From the data that follows, copy every line holding the string "IEBCOPY".

#### [DATASET CONTENT]
....

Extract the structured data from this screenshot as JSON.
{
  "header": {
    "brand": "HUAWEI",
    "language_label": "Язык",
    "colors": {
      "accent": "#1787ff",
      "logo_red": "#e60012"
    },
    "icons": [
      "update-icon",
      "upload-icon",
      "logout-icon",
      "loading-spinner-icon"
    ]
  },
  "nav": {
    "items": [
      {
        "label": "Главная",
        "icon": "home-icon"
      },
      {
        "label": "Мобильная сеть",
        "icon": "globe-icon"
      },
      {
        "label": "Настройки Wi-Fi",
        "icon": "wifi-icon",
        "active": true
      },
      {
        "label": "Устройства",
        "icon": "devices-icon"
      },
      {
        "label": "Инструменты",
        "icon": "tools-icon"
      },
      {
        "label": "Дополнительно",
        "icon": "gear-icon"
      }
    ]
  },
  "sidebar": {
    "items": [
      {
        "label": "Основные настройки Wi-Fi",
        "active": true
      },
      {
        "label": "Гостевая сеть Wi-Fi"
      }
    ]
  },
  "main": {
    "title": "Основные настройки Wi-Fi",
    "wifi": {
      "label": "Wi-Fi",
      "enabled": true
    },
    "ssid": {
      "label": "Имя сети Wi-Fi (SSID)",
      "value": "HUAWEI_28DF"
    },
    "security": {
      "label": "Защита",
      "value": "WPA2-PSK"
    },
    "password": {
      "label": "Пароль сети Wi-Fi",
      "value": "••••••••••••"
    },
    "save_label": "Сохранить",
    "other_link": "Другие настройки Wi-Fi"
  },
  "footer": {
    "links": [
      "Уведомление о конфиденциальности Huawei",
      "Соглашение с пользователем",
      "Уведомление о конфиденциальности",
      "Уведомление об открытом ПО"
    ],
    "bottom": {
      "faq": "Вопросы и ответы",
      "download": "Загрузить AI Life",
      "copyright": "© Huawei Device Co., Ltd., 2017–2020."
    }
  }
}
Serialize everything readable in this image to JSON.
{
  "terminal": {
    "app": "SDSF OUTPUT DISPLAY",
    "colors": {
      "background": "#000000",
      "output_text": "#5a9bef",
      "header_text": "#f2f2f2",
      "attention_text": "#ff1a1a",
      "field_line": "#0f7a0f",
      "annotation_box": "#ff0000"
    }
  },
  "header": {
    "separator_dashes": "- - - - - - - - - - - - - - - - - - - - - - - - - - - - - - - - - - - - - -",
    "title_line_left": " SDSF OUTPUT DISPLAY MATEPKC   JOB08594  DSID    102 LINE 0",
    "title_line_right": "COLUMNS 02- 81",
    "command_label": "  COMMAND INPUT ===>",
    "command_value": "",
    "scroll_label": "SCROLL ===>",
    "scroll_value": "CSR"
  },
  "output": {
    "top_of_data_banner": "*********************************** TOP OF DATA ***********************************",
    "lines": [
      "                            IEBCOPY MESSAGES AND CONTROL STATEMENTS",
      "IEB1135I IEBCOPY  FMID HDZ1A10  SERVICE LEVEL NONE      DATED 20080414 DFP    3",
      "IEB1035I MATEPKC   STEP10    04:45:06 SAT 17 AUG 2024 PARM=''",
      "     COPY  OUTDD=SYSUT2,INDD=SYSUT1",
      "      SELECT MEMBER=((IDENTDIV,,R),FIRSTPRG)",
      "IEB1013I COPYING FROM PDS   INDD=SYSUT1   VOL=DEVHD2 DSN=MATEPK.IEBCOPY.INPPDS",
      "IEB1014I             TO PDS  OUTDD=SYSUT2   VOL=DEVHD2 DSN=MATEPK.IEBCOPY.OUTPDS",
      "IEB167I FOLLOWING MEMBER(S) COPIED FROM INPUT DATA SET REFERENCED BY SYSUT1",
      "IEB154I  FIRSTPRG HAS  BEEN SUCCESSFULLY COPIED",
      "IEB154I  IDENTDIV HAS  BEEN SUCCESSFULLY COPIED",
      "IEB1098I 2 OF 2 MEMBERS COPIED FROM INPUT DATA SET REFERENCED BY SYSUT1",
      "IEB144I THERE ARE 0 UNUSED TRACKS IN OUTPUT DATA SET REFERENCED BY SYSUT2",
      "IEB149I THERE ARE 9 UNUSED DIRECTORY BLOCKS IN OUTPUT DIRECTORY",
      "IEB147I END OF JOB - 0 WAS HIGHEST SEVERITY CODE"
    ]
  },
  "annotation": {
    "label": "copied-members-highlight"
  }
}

....

#### [REPLY]
      "                            IEBCOPY MESSAGES AND CONTROL STATEMENTS",
      "IEB1135I IEBCOPY  FMID HDZ1A10  SERVICE LEVEL NONE      DATED 20080414 DFP    3",
      "IEB1013I COPYING FROM PDS   INDD=SYSUT1   VOL=DEVHD2 DSN=MATEPK.IEBCOPY.INPPDS",
      "IEB1014I             TO PDS  OUTDD=SYSUT2   VOL=DEVHD2 DSN=MATEPK.IEBCOPY.OUTPDS",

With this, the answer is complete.